▸ Input
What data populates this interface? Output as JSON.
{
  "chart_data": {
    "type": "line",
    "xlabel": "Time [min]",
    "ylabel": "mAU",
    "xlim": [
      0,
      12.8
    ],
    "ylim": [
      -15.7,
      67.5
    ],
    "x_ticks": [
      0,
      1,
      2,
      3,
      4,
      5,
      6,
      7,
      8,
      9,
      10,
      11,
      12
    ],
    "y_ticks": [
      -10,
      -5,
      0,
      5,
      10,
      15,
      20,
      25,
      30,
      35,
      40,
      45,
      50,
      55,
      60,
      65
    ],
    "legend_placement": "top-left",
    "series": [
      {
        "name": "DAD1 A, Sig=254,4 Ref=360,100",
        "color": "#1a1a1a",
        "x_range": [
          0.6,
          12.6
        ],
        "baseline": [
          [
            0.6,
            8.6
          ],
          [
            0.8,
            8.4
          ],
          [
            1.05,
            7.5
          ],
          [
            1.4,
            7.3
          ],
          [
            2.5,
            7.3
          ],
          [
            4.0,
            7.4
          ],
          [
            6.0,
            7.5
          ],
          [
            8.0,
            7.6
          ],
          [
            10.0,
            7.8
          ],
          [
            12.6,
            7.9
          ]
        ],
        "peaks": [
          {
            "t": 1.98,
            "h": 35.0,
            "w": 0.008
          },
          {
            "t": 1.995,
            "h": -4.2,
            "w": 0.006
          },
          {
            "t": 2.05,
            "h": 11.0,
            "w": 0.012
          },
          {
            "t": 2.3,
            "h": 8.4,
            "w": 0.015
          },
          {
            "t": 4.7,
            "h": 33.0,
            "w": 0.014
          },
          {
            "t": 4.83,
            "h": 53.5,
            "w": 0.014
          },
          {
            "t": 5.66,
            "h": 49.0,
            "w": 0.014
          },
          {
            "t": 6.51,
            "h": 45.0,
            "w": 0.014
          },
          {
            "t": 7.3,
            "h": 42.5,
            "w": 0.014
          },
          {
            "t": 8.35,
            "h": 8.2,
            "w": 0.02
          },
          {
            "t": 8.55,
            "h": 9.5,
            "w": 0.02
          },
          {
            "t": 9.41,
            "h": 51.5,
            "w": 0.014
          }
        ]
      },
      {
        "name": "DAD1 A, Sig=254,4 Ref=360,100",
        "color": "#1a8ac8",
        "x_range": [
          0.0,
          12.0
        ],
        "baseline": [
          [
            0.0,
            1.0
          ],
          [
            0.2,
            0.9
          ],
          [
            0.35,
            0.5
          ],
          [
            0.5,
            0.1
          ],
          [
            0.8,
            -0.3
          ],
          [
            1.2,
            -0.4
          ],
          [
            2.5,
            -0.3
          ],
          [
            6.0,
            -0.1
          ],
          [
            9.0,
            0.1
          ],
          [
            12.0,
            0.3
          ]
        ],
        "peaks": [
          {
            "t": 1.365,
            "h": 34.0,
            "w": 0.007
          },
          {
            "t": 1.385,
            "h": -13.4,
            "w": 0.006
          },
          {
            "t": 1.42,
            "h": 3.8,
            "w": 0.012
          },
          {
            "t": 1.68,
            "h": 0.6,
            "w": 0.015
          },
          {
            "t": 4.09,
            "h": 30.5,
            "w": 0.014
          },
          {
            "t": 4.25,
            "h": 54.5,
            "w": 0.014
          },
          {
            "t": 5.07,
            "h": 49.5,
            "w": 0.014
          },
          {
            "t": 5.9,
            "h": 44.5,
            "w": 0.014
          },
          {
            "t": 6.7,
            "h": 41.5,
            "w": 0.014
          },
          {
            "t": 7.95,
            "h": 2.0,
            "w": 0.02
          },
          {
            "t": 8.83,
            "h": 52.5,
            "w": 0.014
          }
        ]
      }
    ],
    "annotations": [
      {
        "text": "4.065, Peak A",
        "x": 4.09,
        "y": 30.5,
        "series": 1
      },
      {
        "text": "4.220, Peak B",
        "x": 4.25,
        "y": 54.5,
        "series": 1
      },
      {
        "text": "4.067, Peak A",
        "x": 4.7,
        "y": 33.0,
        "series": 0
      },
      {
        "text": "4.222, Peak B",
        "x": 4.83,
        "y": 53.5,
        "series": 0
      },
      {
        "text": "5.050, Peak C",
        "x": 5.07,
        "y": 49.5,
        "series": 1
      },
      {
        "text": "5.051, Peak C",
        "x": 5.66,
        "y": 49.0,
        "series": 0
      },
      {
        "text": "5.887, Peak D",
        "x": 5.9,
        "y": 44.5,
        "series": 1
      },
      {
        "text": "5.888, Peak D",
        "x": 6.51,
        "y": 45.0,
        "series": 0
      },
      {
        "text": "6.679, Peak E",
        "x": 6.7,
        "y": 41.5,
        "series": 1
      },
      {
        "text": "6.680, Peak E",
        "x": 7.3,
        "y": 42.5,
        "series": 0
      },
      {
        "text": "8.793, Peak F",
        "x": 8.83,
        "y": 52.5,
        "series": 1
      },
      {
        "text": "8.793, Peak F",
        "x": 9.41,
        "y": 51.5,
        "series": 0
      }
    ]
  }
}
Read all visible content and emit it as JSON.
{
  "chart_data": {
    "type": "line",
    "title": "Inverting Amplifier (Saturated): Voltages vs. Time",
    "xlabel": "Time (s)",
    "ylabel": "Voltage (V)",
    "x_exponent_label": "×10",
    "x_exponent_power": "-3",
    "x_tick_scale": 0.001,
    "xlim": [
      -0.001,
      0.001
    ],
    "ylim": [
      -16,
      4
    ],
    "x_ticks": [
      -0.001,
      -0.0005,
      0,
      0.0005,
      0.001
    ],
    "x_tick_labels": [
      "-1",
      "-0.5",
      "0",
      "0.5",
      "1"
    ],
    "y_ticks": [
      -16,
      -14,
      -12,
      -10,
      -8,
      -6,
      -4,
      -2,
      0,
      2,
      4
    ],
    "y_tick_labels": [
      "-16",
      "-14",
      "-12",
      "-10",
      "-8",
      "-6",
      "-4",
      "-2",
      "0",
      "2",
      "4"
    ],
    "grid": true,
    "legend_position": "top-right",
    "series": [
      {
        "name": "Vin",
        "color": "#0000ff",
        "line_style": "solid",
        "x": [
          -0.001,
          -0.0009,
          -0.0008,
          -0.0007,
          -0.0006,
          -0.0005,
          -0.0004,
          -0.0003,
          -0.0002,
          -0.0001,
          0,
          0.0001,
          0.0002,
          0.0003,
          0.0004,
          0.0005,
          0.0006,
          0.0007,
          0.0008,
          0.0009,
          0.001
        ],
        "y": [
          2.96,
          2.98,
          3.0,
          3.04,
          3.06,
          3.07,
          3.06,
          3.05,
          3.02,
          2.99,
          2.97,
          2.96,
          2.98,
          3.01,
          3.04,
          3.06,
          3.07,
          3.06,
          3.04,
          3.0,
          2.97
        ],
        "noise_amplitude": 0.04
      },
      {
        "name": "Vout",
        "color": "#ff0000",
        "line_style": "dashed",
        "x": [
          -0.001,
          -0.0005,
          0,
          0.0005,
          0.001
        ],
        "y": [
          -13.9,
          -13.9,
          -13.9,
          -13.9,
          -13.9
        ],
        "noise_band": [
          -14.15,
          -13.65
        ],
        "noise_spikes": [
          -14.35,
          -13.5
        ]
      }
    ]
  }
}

▸ Your instructions
Extract the complete listing verbatim.

▸ Finished task
What data populates this interface? Output as JSON.
{
  "chart_data": {
    "type": "line",
    "xlabel": "Time [min]",
    "ylabel": "mAU",
    "xlim": [
      0,
      12.8
    ],
    "ylim": [
      -15.7,
      67.5
    ],
    "x_ticks": [
      0,
      1,
      2,
      3,
      4,
      5,
      6,
      7,
      8,
      9,
      10,
      11,
      12
    ],
    "y_ticks": [
      -10,
      -5,
      0,
      5,
      10,
      15,
      20,
      25,
      30,
      35,
      40,
      45,
      50,
      55,
      60,
      65
    ],
    "legend_placement": "top-left",
    "series": [
      {
        "name": "DAD1 A, Sig=254,4 Ref=360,100",
        "color": "#1a1a1a",
        "x_range": [
          0.6,
          12.6
        ],
        "baseline": [
          [
            0.6,
            8.6
          ],
          [
            0.8,
            8.4
          ],
          [
            1.05,
            7.5
          ],
          [
            1.4,
            7.3
          ],
          [
            2.5,
            7.3
          ],
          [
            4.0,
            7.4
          ],
          [
            6.0,
            7.5
          ],
          [
            8.0,
            7.6
          ],
          [
            10.0,
            7.8
          ],
          [
            12.6,
            7.9
          ]
        ],
        "peaks": [
          {
            "t": 1.98,
            "h": 35.0,
            "w": 0.008
          },
          {
            "t": 1.995,
            "h": -4.2,
            "w": 0.006
          },
          {
            "t": 2.05,
            "h": 11.0,
            "w": 0.012
          },
          {
            "t": 2.3,
            "h": 8.4,
            "w": 0.015
          },
          {
            "t": 4.7,
            "h": 33.0,
            "w": 0.014
          },
          {
            "t": 4.83,
            "h": 53.5,
            "w": 0.014
          },
          {
            "t": 5.66,
            "h": 49.0,
            "w": 0.014
          },
          {
            "t": 6.51,
            "h": 45.0,
            "w": 0.014
          },
          {
            "t": 7.3,
            "h": 42.5,
            "w": 0.014
          },
          {
            "t": 8.35,
            "h": 8.2,
            "w": 0.02
          },
          {
            "t": 8.55,
            "h": 9.5,
            "w": 0.02
          },
          {
            "t": 9.41,
            "h": 51.5,
            "w": 0.014
          }
        ]
      },
      {
        "name": "DAD1 A, Sig=254,4 Ref=360,100",
        "color": "#1a8ac8",
        "x_range": [
          0.0,
          12.0
        ],
        "baseline": [
          [
            0.0,
            1.0
          ],
          [
            0.2,
            0.9
          ],
          [
            0.35,
            0.5
          ],
          [
            0.5,
            0.1
          ],
          [
            0.8,
            -0.3
          ],
          [
            1.2,
            -0.4
          ],
          [
            2.5,
            -0.3
          ],
          [
            6.0,
            -0.1
          ],
          [
            9.0,
            0.1
          ],
          [
            12.0,
            0.3
          ]
        ],
        "peaks": [
          {
            "t": 1.365,
            "h": 34.0,
            "w": 0.007
          },
          {
            "t": 1.385,
            "h": -13.4,
            "w": 0.006
          },
          {
            "t": 1.42,
            "h": 3.8,
            "w": 0.012
          },
          {
            "t": 1.68,
            "h": 0.6,
            "w": 0.015
          },
          {
            "t": 4.09,
            "h": 30.5,
            "w": 0.014
          },
          {
            "t": 4.25,
            "h": 54.5,
            "w": 0.014
          },
          {
            "t": 5.07,
            "h": 49.5,
            "w": 0.014
          },
          {
            "t": 5.9,
            "h": 44.5,
            "w": 0.014
          },
          {
            "t": 6.7,
            "h": 41.5,
            "w": 0.014
          },
          {
            "t": 7.95,
            "h": 2.0,
            "w": 0.02
          },
          {
            "t": 8.83,
            "h": 52.5,
            "w": 0.014
          }
        ]
      }
    ],
    "annotations": [
      {
        "text": "4.065, Peak A",
        "x": 4.09,
        "y": 30.5,
        "series": 1
      },
      {
        "text": "4.220, Peak B",
        "x": 4.25,
        "y": 54.5,
        "series": 1
      },
      {
        "text": "4.067, Peak A",
        "x": 4.7,
        "y": 33.0,
        "series": 0
      },
      {
        "text": "4.222, Peak B",
        "x": 4.83,
        "y": 53.5,
        "series": 0
      },
      {
        "text": "5.050, Peak C",
        "x": 5.07,
        "y": 49.5,
        "series": 1
      },
      {
        "text": "5.051, Peak C",
        "x": 5.66,
        "y": 49.0,
        "series": 0
      },
      {
        "text": "5.887, Peak D",
        "x": 5.9,
        "y": 44.5,
        "series": 1
      },
      {
        "text": "5.888, Peak D",
        "x": 6.51,
        "y": 45.0,
        "series": 0
      },
      {
        "text": "6.679, Peak E",
        "x": 6.7,
        "y": 41.5,
        "series": 1
      },
      {
        "text": "6.680, Peak E",
        "x": 7.3,
        "y": 42.5,
        "series": 0
      },
      {
        "text": "8.793, Peak F",
        "x": 8.83,
        "y": 52.5,
        "series": 1
      },
      {
        "text": "8.793, Peak F",
        "x": 9.41,
        "y": 51.5,
        "series": 0
      }
    ]
  }
}
Read all visible content and emit it as JSON.
{
  "chart_data": {
    "type": "line",
    "title": "Inverting Amplifier (Saturated): Voltages vs. Time",
    "xlabel": "Time (s)",
    "ylabel": "Voltage (V)",
    "x_exponent_label": "×10",
    "x_exponent_power": "-3",
    "x_tick_scale": 0.001,
    "xlim": [
      -0.001,
      0.001
    ],
    "ylim": [
      -16,
      4
    ],
    "x_ticks": [
      -0.001,
      -0.0005,
      0,
      0.0005,
      0.001
    ],
    "x_tick_labels": [
      "-1",
      "-0.5",
      "0",
      "0.5",
      "1"
    ],
    "y_ticks": [
      -16,
      -14,
      -12,
      -10,
      -8,
      -6,
      -4,
      -2,
      0,
      2,
      4
    ],
    "y_tick_labels": [
      "-16",
      "-14",
      "-12",
      "-10",
      "-8",
      "-6",
      "-4",
      "-2",
      "0",
      "2",
      "4"
    ],
    "grid": true,
    "legend_position": "top-right",
    "series": [
      {
        "name": "Vin",
        "color": "#0000ff",
        "line_style": "solid",
        "x": [
          -0.001,
          -0.0009,
          -0.0008,
          -0.0007,
          -0.0006,
          -0.0005,
          -0.0004,
          -0.0003,
          -0.0002,
          -0.0001,
          0,
          0.0001,
          0.0002,
          0.0003,
          0.0004,
          0.0005,
          0.0006,
          0.0007,
          0.0008,
          0.0009,
          0.001
        ],
        "y": [
          2.96,
          2.98,
          3.0,
          3.04,
          3.06,
          3.07,
          3.06,
          3.05,
          3.02,
          2.99,
          2.97,
          2.96,
          2.98,
          3.01,
          3.04,
          3.06,
          3.07,
          3.06,
          3.04,
          3.0,
          2.97
        ],
        "noise_amplitude": 0.04
      },
      {
        "name": "Vout",
        "color": "#ff0000",
        "line_style": "dashed",
        "x": [
          -0.001,
          -0.0005,
          0,
          0.0005,
          0.001
        ],
        "y": [
          -13.9,
          -13.9,
          -13.9,
          -13.9,
          -13.9
        ],
        "noise_band": [
          -14.15,
          -13.65
        ],
        "noise_spikes": [
          -14.35,
          -13.5
        ]
      }
    ]
  }
}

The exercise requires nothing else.